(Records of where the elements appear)
* * * * *

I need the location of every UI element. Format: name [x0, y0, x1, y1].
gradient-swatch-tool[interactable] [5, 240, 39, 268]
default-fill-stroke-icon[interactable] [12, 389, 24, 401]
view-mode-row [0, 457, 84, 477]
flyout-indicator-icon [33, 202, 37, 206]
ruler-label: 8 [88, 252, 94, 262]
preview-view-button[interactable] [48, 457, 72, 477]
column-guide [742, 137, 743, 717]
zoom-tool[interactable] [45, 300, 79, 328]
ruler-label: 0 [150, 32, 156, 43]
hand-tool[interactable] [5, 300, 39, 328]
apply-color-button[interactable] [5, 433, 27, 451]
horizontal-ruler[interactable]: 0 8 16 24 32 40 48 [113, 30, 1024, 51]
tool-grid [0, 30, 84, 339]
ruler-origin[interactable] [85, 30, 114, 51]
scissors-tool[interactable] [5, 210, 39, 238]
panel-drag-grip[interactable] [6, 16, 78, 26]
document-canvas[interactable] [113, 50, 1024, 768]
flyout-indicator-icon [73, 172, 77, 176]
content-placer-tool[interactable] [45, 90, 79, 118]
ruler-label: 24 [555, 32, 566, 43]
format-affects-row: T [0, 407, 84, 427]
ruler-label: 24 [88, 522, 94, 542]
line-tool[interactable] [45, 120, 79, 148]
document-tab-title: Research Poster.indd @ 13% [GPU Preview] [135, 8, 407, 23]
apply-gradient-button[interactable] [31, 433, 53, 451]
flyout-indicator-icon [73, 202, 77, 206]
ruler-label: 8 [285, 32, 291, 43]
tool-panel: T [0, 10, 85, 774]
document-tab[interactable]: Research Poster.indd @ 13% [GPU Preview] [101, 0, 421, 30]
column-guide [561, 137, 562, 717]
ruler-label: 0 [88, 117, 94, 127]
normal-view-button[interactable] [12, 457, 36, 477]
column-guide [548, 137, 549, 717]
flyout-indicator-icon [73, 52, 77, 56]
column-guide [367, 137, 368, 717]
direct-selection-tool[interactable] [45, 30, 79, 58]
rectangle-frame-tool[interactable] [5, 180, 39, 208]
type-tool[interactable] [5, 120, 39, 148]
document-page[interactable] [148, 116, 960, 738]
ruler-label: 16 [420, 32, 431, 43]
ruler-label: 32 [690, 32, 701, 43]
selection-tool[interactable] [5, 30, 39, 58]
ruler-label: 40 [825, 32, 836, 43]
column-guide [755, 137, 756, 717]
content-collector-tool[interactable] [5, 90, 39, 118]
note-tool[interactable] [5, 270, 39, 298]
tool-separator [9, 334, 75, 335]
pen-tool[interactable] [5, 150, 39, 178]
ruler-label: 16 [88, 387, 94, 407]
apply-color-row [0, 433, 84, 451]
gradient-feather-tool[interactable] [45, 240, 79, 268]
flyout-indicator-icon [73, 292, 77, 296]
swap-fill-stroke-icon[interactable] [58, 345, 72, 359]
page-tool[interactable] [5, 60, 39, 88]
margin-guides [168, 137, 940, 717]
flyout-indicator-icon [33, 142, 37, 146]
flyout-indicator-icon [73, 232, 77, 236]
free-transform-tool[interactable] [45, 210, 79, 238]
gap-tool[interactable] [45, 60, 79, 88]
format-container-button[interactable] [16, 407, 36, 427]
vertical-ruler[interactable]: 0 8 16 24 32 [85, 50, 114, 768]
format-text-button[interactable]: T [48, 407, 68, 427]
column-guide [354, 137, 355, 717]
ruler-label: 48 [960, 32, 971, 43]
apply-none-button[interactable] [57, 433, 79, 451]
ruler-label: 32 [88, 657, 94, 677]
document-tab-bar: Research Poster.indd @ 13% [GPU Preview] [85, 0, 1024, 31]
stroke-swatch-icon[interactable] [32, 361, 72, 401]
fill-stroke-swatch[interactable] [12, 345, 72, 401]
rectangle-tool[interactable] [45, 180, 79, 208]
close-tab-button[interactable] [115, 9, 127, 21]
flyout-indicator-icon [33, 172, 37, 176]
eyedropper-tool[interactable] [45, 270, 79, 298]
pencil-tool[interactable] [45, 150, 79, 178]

* * * * *

## [GOAL]
Retype the records from the first line through the line that contains "apply-gradient-button[interactable] [31, 433, 53, 451]", both included, without changing anything.

## [EXPECTED ANSWER]
I need the location of every UI element. Format: name [x0, y0, x1, y1].
gradient-swatch-tool[interactable] [5, 240, 39, 268]
default-fill-stroke-icon[interactable] [12, 389, 24, 401]
view-mode-row [0, 457, 84, 477]
flyout-indicator-icon [33, 202, 37, 206]
ruler-label: 8 [88, 252, 94, 262]
preview-view-button[interactable] [48, 457, 72, 477]
column-guide [742, 137, 743, 717]
zoom-tool[interactable] [45, 300, 79, 328]
ruler-label: 0 [150, 32, 156, 43]
hand-tool[interactable] [5, 300, 39, 328]
apply-color-button[interactable] [5, 433, 27, 451]
horizontal-ruler[interactable]: 0 8 16 24 32 40 48 [113, 30, 1024, 51]
tool-grid [0, 30, 84, 339]
ruler-origin[interactable] [85, 30, 114, 51]
scissors-tool[interactable] [5, 210, 39, 238]
panel-drag-grip[interactable] [6, 16, 78, 26]
document-canvas[interactable] [113, 50, 1024, 768]
flyout-indicator-icon [73, 172, 77, 176]
content-placer-tool[interactable] [45, 90, 79, 118]
ruler-label: 24 [555, 32, 566, 43]
format-affects-row: T [0, 407, 84, 427]
ruler-label: 24 [88, 522, 94, 542]
line-tool[interactable] [45, 120, 79, 148]
document-tab-title: Research Poster.indd @ 13% [GPU Preview] [135, 8, 407, 23]
apply-gradient-button[interactable] [31, 433, 53, 451]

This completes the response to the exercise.